■ **What needs to be done**: Copy all lines in which the word "Thomas" can be found.

Dataset entries:
'''
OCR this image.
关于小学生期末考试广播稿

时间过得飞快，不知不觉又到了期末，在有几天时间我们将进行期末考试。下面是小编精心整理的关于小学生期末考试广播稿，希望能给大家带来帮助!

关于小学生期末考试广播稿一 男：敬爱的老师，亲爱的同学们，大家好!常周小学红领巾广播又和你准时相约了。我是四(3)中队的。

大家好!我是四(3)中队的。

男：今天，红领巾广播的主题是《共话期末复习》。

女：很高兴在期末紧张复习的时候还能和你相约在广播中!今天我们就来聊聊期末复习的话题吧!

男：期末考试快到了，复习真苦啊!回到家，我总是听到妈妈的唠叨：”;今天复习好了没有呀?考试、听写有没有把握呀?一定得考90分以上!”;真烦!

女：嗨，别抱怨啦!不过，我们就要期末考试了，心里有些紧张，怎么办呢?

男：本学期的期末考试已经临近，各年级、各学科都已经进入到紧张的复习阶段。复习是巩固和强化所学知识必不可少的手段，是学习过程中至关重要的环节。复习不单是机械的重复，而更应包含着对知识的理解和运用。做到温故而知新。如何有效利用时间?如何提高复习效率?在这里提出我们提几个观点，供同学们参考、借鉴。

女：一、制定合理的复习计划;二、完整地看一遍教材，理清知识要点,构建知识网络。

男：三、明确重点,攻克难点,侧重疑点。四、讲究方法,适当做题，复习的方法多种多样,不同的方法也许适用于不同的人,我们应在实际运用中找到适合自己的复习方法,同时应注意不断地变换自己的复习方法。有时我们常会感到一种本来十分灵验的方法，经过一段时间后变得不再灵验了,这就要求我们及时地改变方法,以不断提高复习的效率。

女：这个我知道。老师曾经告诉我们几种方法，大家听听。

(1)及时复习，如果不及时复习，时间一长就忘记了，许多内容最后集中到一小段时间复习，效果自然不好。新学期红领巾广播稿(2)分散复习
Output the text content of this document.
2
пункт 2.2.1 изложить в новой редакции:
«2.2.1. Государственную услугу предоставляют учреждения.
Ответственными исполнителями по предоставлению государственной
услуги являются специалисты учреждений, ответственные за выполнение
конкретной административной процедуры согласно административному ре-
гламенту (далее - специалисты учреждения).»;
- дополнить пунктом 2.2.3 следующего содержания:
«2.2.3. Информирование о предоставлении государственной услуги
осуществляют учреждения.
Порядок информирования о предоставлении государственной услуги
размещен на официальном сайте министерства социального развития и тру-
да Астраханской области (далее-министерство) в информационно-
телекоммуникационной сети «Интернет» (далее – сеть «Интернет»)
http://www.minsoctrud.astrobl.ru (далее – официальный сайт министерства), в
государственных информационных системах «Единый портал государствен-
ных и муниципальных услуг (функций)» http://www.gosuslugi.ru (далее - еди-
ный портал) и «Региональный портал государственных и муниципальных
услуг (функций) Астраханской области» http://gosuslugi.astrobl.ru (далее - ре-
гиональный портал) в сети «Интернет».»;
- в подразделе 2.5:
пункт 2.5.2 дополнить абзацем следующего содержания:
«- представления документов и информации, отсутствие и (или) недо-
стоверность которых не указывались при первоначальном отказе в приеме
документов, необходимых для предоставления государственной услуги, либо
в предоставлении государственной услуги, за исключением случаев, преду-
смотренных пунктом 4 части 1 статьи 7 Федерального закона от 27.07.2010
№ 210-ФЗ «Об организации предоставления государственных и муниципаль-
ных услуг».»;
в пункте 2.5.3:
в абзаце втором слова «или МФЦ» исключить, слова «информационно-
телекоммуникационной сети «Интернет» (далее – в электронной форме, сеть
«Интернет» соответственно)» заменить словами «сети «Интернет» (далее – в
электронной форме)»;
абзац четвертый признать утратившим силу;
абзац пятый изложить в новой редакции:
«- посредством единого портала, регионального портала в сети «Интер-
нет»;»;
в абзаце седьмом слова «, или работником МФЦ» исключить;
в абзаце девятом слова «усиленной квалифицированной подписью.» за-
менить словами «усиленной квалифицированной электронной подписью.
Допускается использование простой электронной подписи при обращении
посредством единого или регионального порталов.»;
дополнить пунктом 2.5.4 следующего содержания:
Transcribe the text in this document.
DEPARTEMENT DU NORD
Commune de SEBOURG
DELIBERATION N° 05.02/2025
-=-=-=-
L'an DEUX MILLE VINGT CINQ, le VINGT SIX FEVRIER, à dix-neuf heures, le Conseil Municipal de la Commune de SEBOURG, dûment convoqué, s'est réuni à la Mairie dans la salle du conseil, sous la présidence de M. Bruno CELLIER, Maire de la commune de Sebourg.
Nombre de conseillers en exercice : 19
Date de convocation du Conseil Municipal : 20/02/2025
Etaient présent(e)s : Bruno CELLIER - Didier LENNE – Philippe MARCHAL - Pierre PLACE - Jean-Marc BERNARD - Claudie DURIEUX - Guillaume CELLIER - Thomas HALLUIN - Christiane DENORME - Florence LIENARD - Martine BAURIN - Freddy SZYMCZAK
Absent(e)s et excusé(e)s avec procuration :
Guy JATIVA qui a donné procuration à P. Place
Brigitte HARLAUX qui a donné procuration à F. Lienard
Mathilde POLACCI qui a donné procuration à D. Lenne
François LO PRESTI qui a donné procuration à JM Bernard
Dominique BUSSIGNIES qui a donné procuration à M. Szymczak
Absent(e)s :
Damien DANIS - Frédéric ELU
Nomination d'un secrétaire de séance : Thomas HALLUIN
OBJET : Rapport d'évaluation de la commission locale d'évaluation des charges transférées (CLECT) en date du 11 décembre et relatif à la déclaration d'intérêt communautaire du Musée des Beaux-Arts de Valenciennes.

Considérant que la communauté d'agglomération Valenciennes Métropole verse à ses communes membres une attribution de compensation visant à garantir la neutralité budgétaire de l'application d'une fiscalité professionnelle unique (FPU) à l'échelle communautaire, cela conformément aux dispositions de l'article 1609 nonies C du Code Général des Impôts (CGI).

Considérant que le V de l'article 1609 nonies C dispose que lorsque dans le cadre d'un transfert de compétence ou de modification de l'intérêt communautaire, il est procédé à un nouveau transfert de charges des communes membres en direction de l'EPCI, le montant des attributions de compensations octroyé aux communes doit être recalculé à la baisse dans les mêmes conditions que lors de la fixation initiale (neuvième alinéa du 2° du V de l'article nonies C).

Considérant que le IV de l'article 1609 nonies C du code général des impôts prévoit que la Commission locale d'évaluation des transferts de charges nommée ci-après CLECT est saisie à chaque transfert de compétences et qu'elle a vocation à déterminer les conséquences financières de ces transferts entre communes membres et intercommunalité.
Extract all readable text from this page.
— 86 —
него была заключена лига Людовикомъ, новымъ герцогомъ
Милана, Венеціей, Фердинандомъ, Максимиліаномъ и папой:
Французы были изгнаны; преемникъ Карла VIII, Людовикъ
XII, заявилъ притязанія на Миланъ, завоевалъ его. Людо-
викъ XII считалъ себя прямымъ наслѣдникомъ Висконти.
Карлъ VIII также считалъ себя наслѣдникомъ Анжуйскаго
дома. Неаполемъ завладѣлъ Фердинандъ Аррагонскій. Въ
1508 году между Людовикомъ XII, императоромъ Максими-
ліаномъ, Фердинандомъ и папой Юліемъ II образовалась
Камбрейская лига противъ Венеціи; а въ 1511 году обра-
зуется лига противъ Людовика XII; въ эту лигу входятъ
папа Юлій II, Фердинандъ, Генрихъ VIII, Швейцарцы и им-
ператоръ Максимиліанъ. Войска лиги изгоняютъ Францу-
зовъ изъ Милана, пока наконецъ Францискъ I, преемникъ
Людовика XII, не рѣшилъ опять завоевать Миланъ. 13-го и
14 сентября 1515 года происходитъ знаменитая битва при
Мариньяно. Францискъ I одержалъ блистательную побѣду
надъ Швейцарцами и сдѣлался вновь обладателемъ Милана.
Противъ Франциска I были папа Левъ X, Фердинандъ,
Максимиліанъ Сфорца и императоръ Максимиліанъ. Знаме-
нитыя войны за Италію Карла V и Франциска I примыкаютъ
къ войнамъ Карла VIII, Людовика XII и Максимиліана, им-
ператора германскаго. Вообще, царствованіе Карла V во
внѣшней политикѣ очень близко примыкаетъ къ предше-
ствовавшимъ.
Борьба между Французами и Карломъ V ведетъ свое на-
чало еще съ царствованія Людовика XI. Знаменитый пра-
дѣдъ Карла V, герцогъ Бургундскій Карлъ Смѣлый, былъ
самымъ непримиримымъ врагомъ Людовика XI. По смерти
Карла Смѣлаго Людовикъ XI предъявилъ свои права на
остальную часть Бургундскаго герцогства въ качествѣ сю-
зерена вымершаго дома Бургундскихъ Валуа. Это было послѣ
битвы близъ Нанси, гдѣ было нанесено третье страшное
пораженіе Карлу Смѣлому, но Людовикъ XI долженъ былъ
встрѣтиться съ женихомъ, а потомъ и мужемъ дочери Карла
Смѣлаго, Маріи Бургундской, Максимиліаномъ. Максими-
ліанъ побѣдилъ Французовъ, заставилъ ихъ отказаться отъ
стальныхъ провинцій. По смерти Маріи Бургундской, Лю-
'''
■ **Correct answer**:
Etaient présent(e)s : Bruno CELLIER - Didier LENNE – Philippe MARCHAL - Pierre PLACE - Jean-Marc BERNARD - Claudie DURIEUX - Guillaume CELLIER - Thomas HALLUIN - Christiane DENORME - Florence LIENARD - Martine BAURIN - Freddy SZYMCZAK
Nomination d'un secrétaire de séance : Thomas HALLUIN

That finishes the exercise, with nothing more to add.